Request
Quote the records that follow in full, leaving the pictures out.

-------- Material supplied --------

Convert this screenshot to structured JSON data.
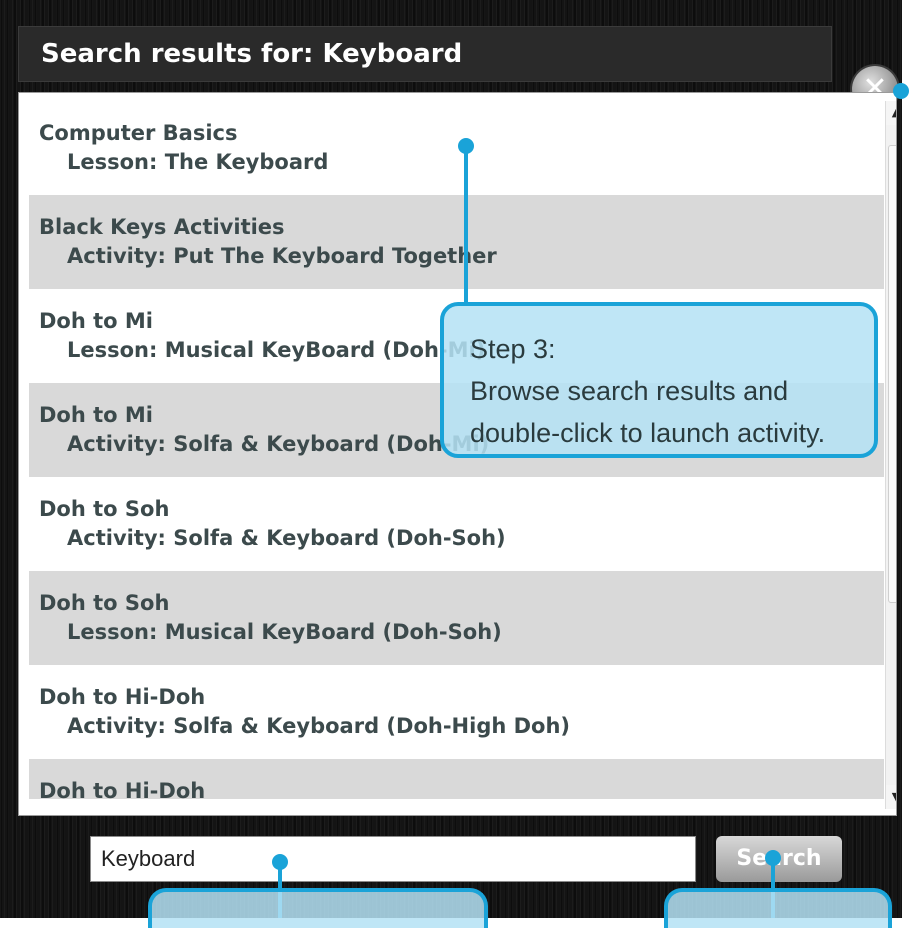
{
  "header": {
    "title": "Search results for: Keyboard"
  },
  "close_button": {
    "icon": "close-icon",
    "glyph": "✕"
  },
  "results": [
    {
      "title": "Computer Basics",
      "subtitle": "Lesson: The Keyboard"
    },
    {
      "title": "Black Keys Activities",
      "subtitle": "Activity: Put The Keyboard Together"
    },
    {
      "title": "Doh to Mi",
      "subtitle": "Lesson: Musical KeyBoard (Doh-Mi)"
    },
    {
      "title": "Doh to Mi",
      "subtitle": "Activity: Solfa & Keyboard (Doh-Mi)"
    },
    {
      "title": "Doh to Soh",
      "subtitle": "Activity: Solfa & Keyboard (Doh-Soh)"
    },
    {
      "title": "Doh to Soh",
      "subtitle": "Lesson: Musical KeyBoard (Doh-Soh)"
    },
    {
      "title": "Doh to Hi-Doh",
      "subtitle": "Activity: Solfa & Keyboard (Doh-High Doh)"
    },
    {
      "title": "Doh to Hi-Doh",
      "subtitle": ""
    }
  ],
  "scrollbar": {
    "up_icon": "scroll-up-icon",
    "down_icon": "scroll-down-icon"
  },
  "search": {
    "value": "Keyboard",
    "button_label": "Search"
  },
  "annotations": {
    "step3_title": "Step 3:",
    "step3_line1": "Browse search results and",
    "step3_line2": "double-click to launch activity."
  },
  "colors": {
    "accent": "#1aa3d8",
    "row_alt": "#d9d9d9",
    "text": "#3c4a4c"
  }
}
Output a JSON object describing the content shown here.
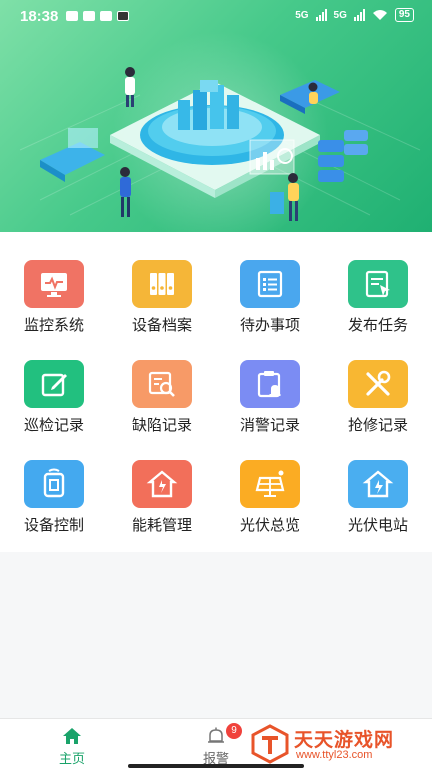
{
  "status_bar": {
    "time": "18:38",
    "network_1": "5G",
    "network_2": "5G",
    "battery": "95"
  },
  "menu": {
    "items": [
      {
        "label": "监控系统",
        "icon": "monitor-icon",
        "color": "#f07364"
      },
      {
        "label": "设备档案",
        "icon": "archive-binders-icon",
        "color": "#f5b638"
      },
      {
        "label": "待办事项",
        "icon": "todo-list-icon",
        "color": "#4aa7ee"
      },
      {
        "label": "发布任务",
        "icon": "publish-task-icon",
        "color": "#2fc28a"
      },
      {
        "label": "巡检记录",
        "icon": "inspection-edit-icon",
        "color": "#22c07f"
      },
      {
        "label": "缺陷记录",
        "icon": "defect-search-icon",
        "color": "#f79a67"
      },
      {
        "label": "消警记录",
        "icon": "alarm-clipboard-icon",
        "color": "#7b8cf3"
      },
      {
        "label": "抢修记录",
        "icon": "repair-tools-icon",
        "color": "#f8b732"
      },
      {
        "label": "设备控制",
        "icon": "device-control-icon",
        "color": "#44a9ef"
      },
      {
        "label": "能耗管理",
        "icon": "energy-house-icon",
        "color": "#f26f5a"
      },
      {
        "label": "光伏总览",
        "icon": "solar-panel-icon",
        "color": "#fbac23"
      },
      {
        "label": "光伏电站",
        "icon": "solar-station-icon",
        "color": "#4aaef0"
      }
    ]
  },
  "bottom_nav": {
    "home_label": "主页",
    "alarm_label": "报警",
    "alarm_badge": "9",
    "active_color": "#1aa36a"
  },
  "watermark": {
    "title": "天天游戏网",
    "url": "www.ttyl23.com"
  }
}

--------

Task response
Convert this screenshot to structured JSON data.
{
  "header": {
    "title": "Search results for: Keyboard"
  },
  "close_button": {
    "icon": "close-icon",
    "glyph": "✕"
  },
  "results": [
    {
      "title": "Computer Basics",
      "subtitle": "Lesson: The Keyboard"
    },
    {
      "title": "Black Keys Activities",
      "subtitle": "Activity: Put The Keyboard Together"
    },
    {
      "title": "Doh to Mi",
      "subtitle": "Lesson: Musical KeyBoard (Doh-Mi)"
    },
    {
      "title": "Doh to Mi",
      "subtitle": "Activity: Solfa & Keyboard (Doh-Mi)"
    },
    {
      "title": "Doh to Soh",
      "subtitle": "Activity: Solfa & Keyboard (Doh-Soh)"
    },
    {
      "title": "Doh to Soh",
      "subtitle": "Lesson: Musical KeyBoard (Doh-Soh)"
    },
    {
      "title": "Doh to Hi-Doh",
      "subtitle": "Activity: Solfa & Keyboard (Doh-High Doh)"
    },
    {
      "title": "Doh to Hi-Doh",
      "subtitle": ""
    }
  ],
  "scrollbar": {
    "up_icon": "scroll-up-icon",
    "down_icon": "scroll-down-icon"
  },
  "search": {
    "value": "Keyboard",
    "button_label": "Search"
  },
  "annotations": {
    "step3_title": "Step 3:",
    "step3_line1": "Browse search results and",
    "step3_line2": "double-click to launch activity."
  },
  "colors": {
    "accent": "#1aa3d8",
    "row_alt": "#d9d9d9",
    "text": "#3c4a4c"
  }
}
Output a JSON object describing the content shown here.
{
  "status_bar": {
    "time": "18:38",
    "network_1": "5G",
    "network_2": "5G",
    "battery": "95"
  },
  "menu": {
    "items": [
      {
        "label": "监控系统",
        "icon": "monitor-icon",
        "color": "#f07364"
      },
      {
        "label": "设备档案",
        "icon": "archive-binders-icon",
        "color": "#f5b638"
      },
      {
        "label": "待办事项",
        "icon": "todo-list-icon",
        "color": "#4aa7ee"
      },
      {
        "label": "发布任务",
        "icon": "publish-task-icon",
        "color": "#2fc28a"
      },
      {
        "label": "巡检记录",
        "icon": "inspection-edit-icon",
        "color": "#22c07f"
      },
      {
        "label": "缺陷记录",
        "icon": "defect-search-icon",
        "color": "#f79a67"
      },
      {
        "label": "消警记录",
        "icon": "alarm-clipboard-icon",
        "color": "#7b8cf3"
      },
      {
        "label": "抢修记录",
        "icon": "repair-tools-icon",
        "color": "#f8b732"
      },
      {
        "label": "设备控制",
        "icon": "device-control-icon",
        "color": "#44a9ef"
      },
      {
        "label": "能耗管理",
        "icon": "energy-house-icon",
        "color": "#f26f5a"
      },
      {
        "label": "光伏总览",
        "icon": "solar-panel-icon",
        "color": "#fbac23"
      },
      {
        "label": "光伏电站",
        "icon": "solar-station-icon",
        "color": "#4aaef0"
      }
    ]
  },
  "bottom_nav": {
    "home_label": "主页",
    "alarm_label": "报警",
    "alarm_badge": "9",
    "active_color": "#1aa36a"
  },
  "watermark": {
    "title": "天天游戏网",
    "url": "www.ttyl23.com"
  }
}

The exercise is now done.